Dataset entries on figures
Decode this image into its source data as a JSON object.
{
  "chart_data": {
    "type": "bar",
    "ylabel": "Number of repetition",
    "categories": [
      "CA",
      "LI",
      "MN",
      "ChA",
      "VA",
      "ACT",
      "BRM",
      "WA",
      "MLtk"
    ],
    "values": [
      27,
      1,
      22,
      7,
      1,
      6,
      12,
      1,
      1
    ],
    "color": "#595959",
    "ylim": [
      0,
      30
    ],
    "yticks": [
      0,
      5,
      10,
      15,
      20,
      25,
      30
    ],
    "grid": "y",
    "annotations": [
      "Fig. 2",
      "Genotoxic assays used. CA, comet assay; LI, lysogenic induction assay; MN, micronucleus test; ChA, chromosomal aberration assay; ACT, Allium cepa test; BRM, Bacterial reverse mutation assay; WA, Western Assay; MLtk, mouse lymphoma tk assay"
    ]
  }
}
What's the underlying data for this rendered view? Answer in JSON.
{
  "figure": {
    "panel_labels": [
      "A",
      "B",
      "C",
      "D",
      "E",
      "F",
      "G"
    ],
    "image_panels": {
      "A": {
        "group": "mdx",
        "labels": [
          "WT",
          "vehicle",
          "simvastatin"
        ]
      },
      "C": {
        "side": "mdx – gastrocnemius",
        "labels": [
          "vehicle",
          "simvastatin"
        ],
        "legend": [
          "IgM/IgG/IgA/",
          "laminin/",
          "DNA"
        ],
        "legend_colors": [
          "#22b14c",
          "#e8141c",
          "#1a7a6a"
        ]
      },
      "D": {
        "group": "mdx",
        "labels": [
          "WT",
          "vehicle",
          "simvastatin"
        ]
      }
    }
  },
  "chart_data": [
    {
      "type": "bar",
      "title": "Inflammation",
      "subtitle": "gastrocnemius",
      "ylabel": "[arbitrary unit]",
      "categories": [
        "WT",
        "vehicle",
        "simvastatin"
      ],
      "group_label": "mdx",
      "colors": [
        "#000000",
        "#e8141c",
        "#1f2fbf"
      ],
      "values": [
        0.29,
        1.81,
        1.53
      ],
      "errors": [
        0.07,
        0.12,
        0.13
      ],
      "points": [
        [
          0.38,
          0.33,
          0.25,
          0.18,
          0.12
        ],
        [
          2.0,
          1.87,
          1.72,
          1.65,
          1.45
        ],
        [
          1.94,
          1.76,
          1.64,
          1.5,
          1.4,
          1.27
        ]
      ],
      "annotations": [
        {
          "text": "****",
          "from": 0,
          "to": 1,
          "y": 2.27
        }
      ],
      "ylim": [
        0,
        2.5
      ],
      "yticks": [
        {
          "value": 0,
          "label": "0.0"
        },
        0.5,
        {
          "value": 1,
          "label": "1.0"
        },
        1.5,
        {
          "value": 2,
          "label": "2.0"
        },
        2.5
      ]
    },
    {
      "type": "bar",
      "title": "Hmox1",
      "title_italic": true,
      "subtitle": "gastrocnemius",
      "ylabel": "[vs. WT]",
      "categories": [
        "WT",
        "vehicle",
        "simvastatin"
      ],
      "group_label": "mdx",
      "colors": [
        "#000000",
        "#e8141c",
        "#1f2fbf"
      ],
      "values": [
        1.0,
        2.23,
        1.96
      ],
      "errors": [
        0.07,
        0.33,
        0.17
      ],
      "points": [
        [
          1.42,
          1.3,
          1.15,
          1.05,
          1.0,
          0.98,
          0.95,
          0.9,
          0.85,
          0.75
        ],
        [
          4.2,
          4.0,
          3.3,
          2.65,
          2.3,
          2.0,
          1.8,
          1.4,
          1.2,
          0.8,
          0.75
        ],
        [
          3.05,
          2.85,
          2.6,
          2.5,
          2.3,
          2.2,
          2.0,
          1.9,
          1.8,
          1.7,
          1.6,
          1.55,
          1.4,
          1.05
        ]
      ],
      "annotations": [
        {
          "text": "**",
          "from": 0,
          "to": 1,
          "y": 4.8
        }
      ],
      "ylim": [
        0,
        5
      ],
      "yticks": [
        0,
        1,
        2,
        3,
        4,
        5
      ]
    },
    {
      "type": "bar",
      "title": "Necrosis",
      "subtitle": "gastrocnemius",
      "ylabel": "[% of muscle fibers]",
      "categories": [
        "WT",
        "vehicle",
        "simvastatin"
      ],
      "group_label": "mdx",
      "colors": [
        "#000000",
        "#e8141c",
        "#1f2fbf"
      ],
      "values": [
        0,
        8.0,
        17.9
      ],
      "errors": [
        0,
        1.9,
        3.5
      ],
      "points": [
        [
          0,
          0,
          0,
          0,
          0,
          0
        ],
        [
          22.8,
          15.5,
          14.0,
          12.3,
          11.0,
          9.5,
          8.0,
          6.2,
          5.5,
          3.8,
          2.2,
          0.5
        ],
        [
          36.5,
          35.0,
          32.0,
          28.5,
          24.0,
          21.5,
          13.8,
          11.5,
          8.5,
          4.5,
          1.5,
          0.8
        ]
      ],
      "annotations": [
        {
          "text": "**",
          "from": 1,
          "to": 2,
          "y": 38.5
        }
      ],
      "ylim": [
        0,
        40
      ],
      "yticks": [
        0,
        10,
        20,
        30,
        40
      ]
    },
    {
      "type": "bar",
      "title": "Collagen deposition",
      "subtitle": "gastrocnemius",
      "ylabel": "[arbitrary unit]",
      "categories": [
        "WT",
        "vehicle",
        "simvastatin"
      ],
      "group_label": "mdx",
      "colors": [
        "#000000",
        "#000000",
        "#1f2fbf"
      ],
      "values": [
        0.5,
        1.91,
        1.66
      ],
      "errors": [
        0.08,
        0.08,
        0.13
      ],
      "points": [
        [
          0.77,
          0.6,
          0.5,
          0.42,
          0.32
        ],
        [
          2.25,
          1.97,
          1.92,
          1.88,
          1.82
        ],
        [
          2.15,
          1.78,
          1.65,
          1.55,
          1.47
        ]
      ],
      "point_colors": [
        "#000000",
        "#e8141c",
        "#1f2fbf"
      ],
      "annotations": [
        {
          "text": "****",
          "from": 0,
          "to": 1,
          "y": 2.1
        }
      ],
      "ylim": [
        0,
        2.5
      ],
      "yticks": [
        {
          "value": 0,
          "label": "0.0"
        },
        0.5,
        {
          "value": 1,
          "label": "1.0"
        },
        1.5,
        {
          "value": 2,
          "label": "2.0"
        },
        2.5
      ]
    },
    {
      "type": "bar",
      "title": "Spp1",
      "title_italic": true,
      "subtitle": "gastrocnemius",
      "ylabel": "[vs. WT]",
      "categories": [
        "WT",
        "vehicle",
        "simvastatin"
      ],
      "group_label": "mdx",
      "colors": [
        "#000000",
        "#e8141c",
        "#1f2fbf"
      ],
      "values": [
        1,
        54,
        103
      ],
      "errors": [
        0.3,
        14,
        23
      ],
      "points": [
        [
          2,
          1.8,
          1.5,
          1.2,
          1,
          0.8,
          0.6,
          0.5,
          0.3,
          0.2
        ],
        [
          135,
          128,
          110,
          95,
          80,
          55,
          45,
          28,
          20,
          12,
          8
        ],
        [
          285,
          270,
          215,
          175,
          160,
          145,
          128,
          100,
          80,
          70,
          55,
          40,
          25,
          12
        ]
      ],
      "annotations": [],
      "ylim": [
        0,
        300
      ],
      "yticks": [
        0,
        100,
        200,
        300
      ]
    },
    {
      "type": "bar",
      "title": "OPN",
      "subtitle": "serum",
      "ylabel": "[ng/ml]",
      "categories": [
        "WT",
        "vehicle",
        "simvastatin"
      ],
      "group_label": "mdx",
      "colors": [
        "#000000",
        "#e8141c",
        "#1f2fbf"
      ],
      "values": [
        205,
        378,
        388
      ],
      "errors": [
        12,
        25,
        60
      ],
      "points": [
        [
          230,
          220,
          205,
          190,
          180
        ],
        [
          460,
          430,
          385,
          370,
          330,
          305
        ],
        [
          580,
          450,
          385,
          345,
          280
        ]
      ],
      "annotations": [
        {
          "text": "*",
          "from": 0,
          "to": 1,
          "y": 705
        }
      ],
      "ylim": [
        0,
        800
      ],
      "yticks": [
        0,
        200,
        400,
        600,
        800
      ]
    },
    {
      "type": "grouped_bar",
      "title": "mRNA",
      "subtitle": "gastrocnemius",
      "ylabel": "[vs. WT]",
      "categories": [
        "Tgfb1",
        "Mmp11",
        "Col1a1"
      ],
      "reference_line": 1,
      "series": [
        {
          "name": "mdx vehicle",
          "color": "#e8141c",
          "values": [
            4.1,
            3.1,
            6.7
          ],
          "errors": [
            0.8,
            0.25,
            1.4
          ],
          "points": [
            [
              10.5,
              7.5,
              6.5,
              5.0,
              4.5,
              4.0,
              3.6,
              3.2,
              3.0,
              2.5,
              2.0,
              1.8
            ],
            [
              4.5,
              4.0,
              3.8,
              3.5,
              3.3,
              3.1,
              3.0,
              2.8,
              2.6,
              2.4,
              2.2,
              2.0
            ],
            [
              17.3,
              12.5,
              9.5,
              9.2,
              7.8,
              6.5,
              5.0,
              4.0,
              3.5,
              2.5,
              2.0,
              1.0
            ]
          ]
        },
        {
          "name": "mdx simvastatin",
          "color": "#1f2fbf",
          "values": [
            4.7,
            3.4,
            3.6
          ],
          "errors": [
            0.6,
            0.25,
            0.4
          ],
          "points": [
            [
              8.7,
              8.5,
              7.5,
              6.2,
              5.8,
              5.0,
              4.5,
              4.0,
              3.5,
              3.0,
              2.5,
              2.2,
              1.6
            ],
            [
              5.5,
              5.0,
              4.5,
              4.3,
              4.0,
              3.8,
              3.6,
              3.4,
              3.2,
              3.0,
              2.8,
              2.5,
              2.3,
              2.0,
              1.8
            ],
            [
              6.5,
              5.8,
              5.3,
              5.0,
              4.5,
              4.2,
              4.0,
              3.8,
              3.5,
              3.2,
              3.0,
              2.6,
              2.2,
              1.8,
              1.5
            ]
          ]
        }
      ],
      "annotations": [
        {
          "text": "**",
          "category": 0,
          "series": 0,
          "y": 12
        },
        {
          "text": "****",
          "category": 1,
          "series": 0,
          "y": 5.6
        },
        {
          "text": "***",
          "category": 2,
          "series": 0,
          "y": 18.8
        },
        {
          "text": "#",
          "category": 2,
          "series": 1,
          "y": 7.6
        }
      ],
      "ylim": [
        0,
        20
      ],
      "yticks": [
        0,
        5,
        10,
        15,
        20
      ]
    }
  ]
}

:: TASK ::
Give the number of lines in the data that contain the string "JSON" and nothing more.

:: RESPONSE TO THE EXERCISE ::
2